Direction —
Can you write out every line of the listing below, character for character, without changing anything?

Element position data
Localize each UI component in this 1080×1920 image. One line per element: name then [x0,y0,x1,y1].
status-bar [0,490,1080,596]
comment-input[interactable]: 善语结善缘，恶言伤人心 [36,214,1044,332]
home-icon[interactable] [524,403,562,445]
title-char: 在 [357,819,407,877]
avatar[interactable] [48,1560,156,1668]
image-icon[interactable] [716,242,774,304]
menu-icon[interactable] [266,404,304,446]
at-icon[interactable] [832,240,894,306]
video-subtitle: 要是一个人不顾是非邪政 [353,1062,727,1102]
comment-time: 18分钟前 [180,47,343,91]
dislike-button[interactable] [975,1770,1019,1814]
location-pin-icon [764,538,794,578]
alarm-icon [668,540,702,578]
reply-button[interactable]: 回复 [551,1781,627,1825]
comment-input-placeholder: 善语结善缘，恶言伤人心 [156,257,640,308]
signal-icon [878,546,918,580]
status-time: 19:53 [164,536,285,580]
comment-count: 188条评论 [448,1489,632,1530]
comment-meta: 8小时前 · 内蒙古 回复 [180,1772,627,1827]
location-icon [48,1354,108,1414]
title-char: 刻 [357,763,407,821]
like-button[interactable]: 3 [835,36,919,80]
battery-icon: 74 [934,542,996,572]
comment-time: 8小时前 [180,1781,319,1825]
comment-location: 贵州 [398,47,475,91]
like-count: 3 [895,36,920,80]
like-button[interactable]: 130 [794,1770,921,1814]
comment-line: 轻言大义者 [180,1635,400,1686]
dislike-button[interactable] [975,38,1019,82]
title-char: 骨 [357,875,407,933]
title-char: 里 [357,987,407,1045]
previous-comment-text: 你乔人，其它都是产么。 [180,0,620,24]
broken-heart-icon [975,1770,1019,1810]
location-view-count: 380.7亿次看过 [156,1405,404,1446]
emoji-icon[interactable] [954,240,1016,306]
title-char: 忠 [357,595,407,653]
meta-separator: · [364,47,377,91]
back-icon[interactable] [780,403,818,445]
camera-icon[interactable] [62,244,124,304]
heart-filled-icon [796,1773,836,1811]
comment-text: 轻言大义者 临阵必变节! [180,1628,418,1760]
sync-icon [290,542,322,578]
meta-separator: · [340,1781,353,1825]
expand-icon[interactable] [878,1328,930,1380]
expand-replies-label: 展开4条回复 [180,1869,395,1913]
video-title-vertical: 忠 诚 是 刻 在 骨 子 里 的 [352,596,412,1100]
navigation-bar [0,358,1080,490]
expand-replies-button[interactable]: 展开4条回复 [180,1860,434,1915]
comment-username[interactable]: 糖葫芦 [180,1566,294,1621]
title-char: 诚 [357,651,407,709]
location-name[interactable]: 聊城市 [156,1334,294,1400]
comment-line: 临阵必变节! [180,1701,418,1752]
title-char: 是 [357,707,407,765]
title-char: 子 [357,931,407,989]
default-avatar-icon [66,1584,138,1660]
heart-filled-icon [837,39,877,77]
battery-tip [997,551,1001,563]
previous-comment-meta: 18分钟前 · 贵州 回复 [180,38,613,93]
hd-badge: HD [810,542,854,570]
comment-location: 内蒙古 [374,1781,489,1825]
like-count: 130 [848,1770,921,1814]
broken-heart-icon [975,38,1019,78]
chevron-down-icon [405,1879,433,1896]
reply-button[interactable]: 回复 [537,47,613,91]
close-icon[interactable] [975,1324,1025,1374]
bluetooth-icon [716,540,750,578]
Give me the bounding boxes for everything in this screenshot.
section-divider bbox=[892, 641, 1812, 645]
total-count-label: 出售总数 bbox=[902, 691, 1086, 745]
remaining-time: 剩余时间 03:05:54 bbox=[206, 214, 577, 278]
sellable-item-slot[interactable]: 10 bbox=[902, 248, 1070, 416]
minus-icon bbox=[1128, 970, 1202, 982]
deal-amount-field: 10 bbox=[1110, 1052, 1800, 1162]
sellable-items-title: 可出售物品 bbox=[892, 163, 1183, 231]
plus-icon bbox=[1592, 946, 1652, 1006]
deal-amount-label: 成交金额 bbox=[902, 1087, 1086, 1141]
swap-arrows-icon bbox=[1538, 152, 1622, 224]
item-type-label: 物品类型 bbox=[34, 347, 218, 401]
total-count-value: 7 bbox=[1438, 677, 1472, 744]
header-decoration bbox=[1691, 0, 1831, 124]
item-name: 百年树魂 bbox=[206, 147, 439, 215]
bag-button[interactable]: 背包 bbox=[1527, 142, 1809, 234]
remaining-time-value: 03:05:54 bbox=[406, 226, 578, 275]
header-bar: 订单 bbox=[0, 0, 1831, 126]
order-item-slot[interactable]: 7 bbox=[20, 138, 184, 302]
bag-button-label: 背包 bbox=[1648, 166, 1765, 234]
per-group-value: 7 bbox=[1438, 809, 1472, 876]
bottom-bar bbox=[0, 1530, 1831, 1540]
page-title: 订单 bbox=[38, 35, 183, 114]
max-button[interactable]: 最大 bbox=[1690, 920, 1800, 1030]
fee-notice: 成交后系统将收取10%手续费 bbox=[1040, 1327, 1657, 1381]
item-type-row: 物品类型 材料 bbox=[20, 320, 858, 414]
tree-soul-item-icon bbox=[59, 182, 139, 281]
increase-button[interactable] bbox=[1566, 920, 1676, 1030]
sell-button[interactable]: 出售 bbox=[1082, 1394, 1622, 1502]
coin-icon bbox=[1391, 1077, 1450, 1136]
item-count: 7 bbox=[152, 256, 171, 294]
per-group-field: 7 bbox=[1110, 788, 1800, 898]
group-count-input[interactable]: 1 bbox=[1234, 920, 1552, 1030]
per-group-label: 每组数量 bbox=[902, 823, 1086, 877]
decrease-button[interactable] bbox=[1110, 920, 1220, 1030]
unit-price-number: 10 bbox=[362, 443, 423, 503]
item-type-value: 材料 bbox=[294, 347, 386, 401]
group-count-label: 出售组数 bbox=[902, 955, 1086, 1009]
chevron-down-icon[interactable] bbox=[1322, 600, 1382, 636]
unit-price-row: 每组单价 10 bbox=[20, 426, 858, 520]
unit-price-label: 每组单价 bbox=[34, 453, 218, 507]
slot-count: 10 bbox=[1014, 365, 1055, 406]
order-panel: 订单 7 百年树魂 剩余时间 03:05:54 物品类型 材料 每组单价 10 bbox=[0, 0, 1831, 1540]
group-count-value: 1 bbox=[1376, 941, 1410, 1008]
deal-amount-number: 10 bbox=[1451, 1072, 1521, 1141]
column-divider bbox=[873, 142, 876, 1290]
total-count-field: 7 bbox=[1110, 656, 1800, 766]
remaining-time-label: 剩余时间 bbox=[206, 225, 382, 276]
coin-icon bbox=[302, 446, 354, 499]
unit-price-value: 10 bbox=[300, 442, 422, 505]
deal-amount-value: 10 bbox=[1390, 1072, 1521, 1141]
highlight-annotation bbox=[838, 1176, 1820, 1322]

Answer to the exercise —
Localize each UI component in this 1080×1920 image. One line per element: name then [x0,y0,x1,y1].
status-bar [0,490,1080,596]
comment-input[interactable]: 善语结善缘，恶言伤人心 [36,214,1044,332]
home-icon[interactable] [524,403,562,445]
title-char: 在 [357,819,407,877]
avatar[interactable] [48,1560,156,1668]
image-icon[interactable] [716,242,774,304]
menu-icon[interactable] [266,404,304,446]
at-icon[interactable] [832,240,894,306]
video-subtitle: 要是一个人不顾是非邪政 [353,1062,727,1102]
comment-time: 18分钟前 [180,47,343,91]
dislike-button[interactable] [975,1770,1019,1814]
location-pin-icon [764,538,794,578]
alarm-icon [668,540,702,578]
reply-button[interactable]: 回复 [551,1781,627,1825]
comment-input-placeholder: 善语结善缘，恶言伤人心 [156,257,640,308]
signal-icon [878,546,918,580]
status-time: 19:53 [164,536,285,580]
comment-count: 188条评论 [448,1489,632,1530]
comment-meta: 8小时前 · 内蒙古 回复 [180,1772,627,1827]
location-icon [48,1354,108,1414]
title-char: 刻 [357,763,407,821]
like-button[interactable]: 3 [835,36,919,80]
battery-icon: 74 [934,542,996,572]
comment-time: 8小时前 [180,1781,319,1825]
comment-location: 贵州 [398,47,475,91]
like-count: 3 [895,36,920,80]
like-button[interactable]: 130 [794,1770,921,1814]
comment-line: 轻言大义者 [180,1635,400,1686]
dislike-button[interactable] [975,38,1019,82]
title-char: 骨 [357,875,407,933]
title-char: 里 [357,987,407,1045]
previous-comment-text: 你乔人，其它都是产么。 [180,0,620,24]
broken-heart-icon [975,1770,1019,1810]
location-view-count: 380.7亿次看过 [156,1405,404,1446]
emoji-icon[interactable] [954,240,1016,306]
title-char: 忠 [357,595,407,653]
meta-separator: · [364,47,377,91]
back-icon[interactable] [780,403,818,445]
camera-icon[interactable] [62,244,124,304]
heart-filled-icon [796,1773,836,1811]
comment-text: 轻言大义者 临阵必变节! [180,1628,418,1760]
sync-icon [290,542,322,578]
meta-separator: · [340,1781,353,1825]
expand-icon[interactable] [878,1328,930,1380]
expand-replies-label: 展开4条回复 [180,1869,395,1913]
video-title-vertical: 忠 诚 是 刻 在 骨 子 里 的 [352,596,412,1100]
navigation-bar [0,358,1080,490]
expand-replies-button[interactable]: 展开4条回复 [180,1860,434,1915]
comment-username[interactable]: 糖葫芦 [180,1566,294,1621]
title-char: 诚 [357,651,407,709]
location-name[interactable]: 聊城市 [156,1334,294,1400]
comment-line: 临阵必变节! [180,1701,418,1752]
title-char: 是 [357,707,407,765]
title-char: 子 [357,931,407,989]
default-avatar-icon [66,1584,138,1660]
heart-filled-icon [837,39,877,77]
battery-tip [997,551,1001,563]
previous-comment-meta: 18分钟前 · 贵州 回复 [180,38,613,93]
hd-badge: HD [810,542,854,570]
comment-location: 内蒙古 [374,1781,489,1825]
like-count: 130 [848,1770,921,1814]
broken-heart-icon [975,38,1019,78]
chevron-down-icon [405,1879,433,1896]
reply-button[interactable]: 回复 [537,47,613,91]
close-icon[interactable] [975,1324,1025,1374]
bluetooth-icon [716,540,750,578]
Give me the bounding boxes for everything in this screenshot.
section-divider bbox=[892, 641, 1812, 645]
total-count-label: 出售总数 bbox=[902, 691, 1086, 745]
remaining-time: 剩余时间 03:05:54 bbox=[206, 214, 577, 278]
sellable-item-slot[interactable]: 10 bbox=[902, 248, 1070, 416]
minus-icon bbox=[1128, 970, 1202, 982]
deal-amount-field: 10 bbox=[1110, 1052, 1800, 1162]
sellable-items-title: 可出售物品 bbox=[892, 163, 1183, 231]
plus-icon bbox=[1592, 946, 1652, 1006]
deal-amount-label: 成交金额 bbox=[902, 1087, 1086, 1141]
swap-arrows-icon bbox=[1538, 152, 1622, 224]
item-type-label: 物品类型 bbox=[34, 347, 218, 401]
total-count-value: 7 bbox=[1438, 677, 1472, 744]
header-decoration bbox=[1691, 0, 1831, 124]
item-name: 百年树魂 bbox=[206, 147, 439, 215]
bag-button[interactable]: 背包 bbox=[1527, 142, 1809, 234]
remaining-time-value: 03:05:54 bbox=[406, 226, 578, 275]
header-bar: 订单 bbox=[0, 0, 1831, 126]
order-item-slot[interactable]: 7 bbox=[20, 138, 184, 302]
bag-button-label: 背包 bbox=[1648, 166, 1765, 234]
per-group-value: 7 bbox=[1438, 809, 1472, 876]
bottom-bar bbox=[0, 1530, 1831, 1540]
page-title: 订单 bbox=[38, 35, 183, 114]
max-button[interactable]: 最大 bbox=[1690, 920, 1800, 1030]
fee-notice: 成交后系统将收取10%手续费 bbox=[1040, 1327, 1657, 1381]
item-type-row: 物品类型 材料 bbox=[20, 320, 858, 414]
tree-soul-item-icon bbox=[59, 182, 139, 281]
increase-button[interactable] bbox=[1566, 920, 1676, 1030]
sell-button[interactable]: 出售 bbox=[1082, 1394, 1622, 1502]
coin-icon bbox=[1391, 1077, 1450, 1136]
item-count: 7 bbox=[152, 256, 171, 294]
per-group-field: 7 bbox=[1110, 788, 1800, 898]
group-count-input[interactable]: 1 bbox=[1234, 920, 1552, 1030]
per-group-label: 每组数量 bbox=[902, 823, 1086, 877]
decrease-button[interactable] bbox=[1110, 920, 1220, 1030]
unit-price-number: 10 bbox=[362, 443, 423, 503]
item-type-value: 材料 bbox=[294, 347, 386, 401]
group-count-label: 出售组数 bbox=[902, 955, 1086, 1009]
chevron-down-icon[interactable] bbox=[1322, 600, 1382, 636]
unit-price-row: 每组单价 10 bbox=[20, 426, 858, 520]
unit-price-label: 每组单价 bbox=[34, 453, 218, 507]
slot-count: 10 bbox=[1014, 365, 1055, 406]
order-panel: 订单 7 百年树魂 剩余时间 03:05:54 物品类型 材料 每组单价 10 bbox=[0, 0, 1831, 1540]
group-count-value: 1 bbox=[1376, 941, 1410, 1008]
deal-amount-number: 10 bbox=[1451, 1072, 1521, 1141]
column-divider bbox=[873, 142, 876, 1290]
total-count-field: 7 bbox=[1110, 656, 1800, 766]
remaining-time-label: 剩余时间 bbox=[206, 225, 382, 276]
coin-icon bbox=[302, 446, 354, 499]
unit-price-value: 10 bbox=[300, 442, 422, 505]
deal-amount-value: 10 bbox=[1390, 1072, 1521, 1141]
highlight-annotation bbox=[838, 1176, 1820, 1322]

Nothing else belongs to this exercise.